↓

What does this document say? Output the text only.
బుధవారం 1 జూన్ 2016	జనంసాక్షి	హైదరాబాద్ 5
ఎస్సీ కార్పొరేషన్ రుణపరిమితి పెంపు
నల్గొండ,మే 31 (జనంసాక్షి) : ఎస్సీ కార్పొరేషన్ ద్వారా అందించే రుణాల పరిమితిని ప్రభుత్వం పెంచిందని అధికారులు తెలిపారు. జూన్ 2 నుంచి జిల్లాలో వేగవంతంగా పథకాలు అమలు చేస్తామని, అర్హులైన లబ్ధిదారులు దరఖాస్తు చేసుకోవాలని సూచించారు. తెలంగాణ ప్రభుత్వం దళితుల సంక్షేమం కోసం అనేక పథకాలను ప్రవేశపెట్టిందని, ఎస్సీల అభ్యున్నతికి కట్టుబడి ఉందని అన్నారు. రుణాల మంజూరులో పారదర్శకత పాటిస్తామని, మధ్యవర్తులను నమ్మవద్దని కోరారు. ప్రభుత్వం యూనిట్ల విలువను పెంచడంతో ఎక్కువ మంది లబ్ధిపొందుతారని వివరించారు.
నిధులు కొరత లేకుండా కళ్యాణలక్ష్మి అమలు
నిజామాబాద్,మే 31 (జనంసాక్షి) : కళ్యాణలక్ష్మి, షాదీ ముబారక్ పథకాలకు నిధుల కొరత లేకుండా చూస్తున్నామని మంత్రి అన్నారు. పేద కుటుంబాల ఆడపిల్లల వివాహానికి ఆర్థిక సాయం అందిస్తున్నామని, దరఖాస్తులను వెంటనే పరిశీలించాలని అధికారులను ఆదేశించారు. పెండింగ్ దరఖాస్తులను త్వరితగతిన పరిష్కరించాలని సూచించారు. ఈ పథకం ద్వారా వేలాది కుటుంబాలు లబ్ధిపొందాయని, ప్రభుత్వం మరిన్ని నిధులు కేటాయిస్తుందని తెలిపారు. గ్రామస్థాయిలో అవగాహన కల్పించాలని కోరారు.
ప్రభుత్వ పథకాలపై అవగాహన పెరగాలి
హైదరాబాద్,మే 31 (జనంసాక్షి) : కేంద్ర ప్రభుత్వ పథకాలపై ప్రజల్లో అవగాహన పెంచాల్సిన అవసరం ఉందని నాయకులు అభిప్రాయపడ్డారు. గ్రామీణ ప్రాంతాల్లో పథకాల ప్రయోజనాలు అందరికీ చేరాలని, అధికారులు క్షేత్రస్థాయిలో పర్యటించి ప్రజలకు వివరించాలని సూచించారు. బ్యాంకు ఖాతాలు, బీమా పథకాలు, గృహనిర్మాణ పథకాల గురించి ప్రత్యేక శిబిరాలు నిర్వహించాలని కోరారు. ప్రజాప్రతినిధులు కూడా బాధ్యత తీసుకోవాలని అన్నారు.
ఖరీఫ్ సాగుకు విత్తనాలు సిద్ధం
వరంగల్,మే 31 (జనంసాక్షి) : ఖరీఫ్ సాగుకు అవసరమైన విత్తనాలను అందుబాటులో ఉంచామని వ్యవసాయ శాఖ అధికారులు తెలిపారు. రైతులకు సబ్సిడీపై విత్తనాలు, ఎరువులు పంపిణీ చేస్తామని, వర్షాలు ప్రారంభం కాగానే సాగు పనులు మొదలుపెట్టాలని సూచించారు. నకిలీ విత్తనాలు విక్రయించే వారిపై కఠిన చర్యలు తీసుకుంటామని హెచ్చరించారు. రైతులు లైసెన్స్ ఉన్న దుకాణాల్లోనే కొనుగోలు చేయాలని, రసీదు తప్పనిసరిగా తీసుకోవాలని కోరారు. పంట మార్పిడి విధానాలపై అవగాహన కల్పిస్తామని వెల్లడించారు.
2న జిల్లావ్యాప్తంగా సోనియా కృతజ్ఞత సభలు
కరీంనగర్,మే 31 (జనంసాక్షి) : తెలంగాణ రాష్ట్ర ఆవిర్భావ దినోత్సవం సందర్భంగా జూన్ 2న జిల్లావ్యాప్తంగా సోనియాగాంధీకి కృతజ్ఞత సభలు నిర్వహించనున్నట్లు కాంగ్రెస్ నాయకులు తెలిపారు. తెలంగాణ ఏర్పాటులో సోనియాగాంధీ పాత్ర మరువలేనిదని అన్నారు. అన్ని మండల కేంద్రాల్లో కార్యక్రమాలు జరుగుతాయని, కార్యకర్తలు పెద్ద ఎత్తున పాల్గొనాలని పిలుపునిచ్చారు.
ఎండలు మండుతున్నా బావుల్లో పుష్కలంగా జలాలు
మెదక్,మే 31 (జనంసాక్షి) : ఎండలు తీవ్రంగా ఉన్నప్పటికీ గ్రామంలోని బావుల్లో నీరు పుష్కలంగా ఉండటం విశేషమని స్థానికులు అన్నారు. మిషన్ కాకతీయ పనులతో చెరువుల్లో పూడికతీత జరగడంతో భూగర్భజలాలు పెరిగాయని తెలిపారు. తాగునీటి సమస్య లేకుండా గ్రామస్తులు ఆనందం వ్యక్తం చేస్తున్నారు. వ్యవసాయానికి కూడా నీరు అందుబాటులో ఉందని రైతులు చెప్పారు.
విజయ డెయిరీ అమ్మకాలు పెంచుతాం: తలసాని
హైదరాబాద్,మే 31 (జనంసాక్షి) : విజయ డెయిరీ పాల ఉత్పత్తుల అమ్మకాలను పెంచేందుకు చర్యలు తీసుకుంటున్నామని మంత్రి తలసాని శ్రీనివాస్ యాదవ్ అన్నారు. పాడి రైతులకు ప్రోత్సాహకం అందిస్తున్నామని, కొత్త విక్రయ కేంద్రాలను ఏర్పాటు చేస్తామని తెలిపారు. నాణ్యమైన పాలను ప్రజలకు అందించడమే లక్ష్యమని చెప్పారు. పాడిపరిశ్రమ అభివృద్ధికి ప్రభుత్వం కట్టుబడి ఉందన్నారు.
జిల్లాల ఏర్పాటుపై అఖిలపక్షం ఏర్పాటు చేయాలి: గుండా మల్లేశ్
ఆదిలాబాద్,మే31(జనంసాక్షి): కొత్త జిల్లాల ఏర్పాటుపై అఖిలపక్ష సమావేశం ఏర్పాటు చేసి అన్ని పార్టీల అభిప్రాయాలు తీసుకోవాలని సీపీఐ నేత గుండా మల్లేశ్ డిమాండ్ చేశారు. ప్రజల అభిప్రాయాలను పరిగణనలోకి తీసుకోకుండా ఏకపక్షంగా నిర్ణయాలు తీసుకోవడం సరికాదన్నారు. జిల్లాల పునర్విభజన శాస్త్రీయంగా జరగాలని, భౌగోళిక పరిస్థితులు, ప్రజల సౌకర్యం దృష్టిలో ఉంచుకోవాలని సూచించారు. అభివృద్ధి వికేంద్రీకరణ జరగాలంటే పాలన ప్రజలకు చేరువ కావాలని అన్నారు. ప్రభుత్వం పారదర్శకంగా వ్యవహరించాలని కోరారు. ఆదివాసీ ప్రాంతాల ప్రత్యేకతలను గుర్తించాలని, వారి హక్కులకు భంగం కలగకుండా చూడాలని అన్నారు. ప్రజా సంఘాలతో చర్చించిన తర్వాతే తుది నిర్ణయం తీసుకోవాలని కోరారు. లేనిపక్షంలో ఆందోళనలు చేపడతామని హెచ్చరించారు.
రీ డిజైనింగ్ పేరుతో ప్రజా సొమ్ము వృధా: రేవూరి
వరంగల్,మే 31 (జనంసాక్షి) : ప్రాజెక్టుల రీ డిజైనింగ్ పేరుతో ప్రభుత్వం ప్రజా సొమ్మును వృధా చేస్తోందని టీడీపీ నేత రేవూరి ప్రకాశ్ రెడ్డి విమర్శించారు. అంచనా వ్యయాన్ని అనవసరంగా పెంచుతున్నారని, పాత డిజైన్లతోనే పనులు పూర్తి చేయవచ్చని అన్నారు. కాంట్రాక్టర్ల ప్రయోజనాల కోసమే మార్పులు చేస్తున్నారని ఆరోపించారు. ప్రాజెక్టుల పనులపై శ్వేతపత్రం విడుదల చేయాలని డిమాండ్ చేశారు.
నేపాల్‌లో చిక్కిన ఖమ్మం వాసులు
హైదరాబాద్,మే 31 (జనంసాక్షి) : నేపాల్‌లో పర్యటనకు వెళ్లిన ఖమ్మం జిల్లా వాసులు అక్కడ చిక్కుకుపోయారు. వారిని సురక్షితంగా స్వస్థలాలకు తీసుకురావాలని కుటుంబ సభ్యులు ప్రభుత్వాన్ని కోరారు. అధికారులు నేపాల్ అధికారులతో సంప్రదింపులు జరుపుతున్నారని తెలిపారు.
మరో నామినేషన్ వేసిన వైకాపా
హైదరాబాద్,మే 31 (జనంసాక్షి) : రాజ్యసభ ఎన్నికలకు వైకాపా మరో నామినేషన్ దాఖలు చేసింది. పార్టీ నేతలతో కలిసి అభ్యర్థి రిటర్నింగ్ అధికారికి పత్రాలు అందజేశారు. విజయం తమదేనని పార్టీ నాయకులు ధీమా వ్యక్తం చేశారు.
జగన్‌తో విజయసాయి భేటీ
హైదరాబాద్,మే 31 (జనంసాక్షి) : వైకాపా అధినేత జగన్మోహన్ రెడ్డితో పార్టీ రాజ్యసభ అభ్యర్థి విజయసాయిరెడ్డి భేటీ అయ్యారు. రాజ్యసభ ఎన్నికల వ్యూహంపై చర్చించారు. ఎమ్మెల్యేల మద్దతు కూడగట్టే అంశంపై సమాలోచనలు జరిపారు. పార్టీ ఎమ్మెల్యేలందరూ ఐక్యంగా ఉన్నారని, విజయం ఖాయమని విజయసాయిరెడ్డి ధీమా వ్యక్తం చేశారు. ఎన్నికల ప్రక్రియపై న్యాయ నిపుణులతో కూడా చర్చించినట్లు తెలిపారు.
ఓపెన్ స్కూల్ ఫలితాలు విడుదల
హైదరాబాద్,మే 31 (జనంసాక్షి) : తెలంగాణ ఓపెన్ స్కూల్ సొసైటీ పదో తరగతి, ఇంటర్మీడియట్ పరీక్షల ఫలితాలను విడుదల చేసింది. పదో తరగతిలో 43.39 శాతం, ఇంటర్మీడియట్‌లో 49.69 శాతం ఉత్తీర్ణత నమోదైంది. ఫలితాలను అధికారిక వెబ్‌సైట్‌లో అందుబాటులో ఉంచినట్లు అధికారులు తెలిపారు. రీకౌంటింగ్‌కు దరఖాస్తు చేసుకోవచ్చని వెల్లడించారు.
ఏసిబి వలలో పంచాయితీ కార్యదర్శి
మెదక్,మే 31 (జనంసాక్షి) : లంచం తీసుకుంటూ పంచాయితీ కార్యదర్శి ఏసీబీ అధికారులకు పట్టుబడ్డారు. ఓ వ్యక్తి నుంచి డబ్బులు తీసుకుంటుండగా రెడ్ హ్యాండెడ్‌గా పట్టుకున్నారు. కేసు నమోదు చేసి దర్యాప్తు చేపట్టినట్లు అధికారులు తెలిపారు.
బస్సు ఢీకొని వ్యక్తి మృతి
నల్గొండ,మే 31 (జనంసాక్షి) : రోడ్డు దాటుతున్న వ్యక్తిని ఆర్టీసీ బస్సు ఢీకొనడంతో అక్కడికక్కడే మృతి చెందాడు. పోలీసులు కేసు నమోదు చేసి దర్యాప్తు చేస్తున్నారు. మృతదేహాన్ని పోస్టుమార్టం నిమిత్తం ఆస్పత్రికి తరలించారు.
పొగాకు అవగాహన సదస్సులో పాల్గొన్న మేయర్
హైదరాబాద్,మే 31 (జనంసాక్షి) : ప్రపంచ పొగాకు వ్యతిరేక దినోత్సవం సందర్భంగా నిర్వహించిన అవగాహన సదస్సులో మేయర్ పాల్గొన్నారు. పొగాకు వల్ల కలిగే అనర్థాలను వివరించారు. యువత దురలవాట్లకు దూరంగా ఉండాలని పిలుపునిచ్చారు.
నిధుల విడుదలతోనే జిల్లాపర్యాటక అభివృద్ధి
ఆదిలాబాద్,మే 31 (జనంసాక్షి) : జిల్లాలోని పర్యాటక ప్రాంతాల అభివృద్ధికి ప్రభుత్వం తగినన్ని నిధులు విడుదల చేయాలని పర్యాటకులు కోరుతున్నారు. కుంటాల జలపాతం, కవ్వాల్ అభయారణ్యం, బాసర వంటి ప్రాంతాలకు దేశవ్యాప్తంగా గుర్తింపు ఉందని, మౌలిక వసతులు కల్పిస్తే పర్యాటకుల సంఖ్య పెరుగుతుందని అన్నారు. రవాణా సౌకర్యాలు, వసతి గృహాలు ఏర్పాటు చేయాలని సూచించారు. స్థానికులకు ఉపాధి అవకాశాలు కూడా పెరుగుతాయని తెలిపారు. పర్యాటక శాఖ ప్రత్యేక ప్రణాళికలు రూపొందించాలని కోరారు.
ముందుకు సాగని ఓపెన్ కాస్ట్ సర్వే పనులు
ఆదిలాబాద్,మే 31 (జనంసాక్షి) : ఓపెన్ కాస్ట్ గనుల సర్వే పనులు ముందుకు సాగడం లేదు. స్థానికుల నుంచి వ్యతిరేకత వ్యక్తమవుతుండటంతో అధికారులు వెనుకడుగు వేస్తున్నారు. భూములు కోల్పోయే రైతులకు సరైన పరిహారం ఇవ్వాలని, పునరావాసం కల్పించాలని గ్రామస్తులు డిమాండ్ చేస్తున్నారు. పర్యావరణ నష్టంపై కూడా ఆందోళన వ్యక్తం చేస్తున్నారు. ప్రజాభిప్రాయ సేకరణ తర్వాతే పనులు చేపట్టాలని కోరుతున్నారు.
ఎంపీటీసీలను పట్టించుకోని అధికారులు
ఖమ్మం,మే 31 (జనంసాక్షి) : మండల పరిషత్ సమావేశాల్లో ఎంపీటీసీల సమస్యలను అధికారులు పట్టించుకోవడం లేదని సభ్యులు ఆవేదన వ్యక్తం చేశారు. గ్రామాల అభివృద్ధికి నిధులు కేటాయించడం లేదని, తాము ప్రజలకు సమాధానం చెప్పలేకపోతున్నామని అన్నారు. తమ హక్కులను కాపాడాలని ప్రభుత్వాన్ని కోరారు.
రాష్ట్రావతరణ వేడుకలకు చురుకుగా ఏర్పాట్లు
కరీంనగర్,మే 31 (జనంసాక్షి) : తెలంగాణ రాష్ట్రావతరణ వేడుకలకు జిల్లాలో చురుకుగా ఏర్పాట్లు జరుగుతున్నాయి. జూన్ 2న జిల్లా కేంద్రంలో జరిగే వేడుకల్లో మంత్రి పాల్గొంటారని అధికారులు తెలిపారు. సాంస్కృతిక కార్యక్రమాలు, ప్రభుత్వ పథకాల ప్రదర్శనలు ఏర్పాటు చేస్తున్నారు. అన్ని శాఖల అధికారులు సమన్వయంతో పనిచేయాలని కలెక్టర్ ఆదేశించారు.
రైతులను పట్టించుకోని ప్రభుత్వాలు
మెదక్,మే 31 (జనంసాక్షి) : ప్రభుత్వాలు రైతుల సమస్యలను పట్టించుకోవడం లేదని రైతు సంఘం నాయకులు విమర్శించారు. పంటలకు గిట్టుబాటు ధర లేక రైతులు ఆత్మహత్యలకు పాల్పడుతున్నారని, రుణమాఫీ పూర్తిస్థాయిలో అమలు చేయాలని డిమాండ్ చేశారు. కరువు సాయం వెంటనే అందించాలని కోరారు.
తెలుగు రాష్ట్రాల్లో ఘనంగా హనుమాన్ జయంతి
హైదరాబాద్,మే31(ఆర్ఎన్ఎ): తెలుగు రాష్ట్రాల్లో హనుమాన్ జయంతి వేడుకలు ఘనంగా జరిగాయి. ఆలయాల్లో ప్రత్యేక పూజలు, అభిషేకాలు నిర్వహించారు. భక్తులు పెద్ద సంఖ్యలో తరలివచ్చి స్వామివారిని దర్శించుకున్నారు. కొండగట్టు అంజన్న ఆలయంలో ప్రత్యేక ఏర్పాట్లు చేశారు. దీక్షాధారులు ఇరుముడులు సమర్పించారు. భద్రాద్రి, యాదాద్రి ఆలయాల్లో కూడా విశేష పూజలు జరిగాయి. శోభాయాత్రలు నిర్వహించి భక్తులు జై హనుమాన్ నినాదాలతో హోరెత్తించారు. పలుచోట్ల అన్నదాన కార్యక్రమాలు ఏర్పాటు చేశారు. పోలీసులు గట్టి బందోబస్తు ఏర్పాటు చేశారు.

↑

[Exercise prompt] Select every line of the material above holding the word "వతరణ" and copy it.

[Answer for this exercise]
రాష్ట్రావతరణ వేడుకలకు చురుకుగా ఏర్పాట్లు
కరీంనగర్,మే 31 (జనంసాక్షి) : తెలంగాణ రాష్ట్రావతరణ వేడుకలకు జిల్లాలో చురుకుగా ఏర్పాట్లు జరుగుతున్నాయి. జూన్ 2న జిల్లా కేంద్రంలో జరిగే వేడుకల్లో మంత్రి పాల్గొంటారని అధికారులు తెలిపారు. సాంస్కృతిక కార్యక్రమాలు, ప్రభుత్వ పథకాల ప్రదర్శనలు ఏర్పాటు చేస్తున్నారు. అన్ని శాఖల అధికారులు సమన్వయంతో పనిచేయాలని కలెక్టర్ ఆదేశించారు.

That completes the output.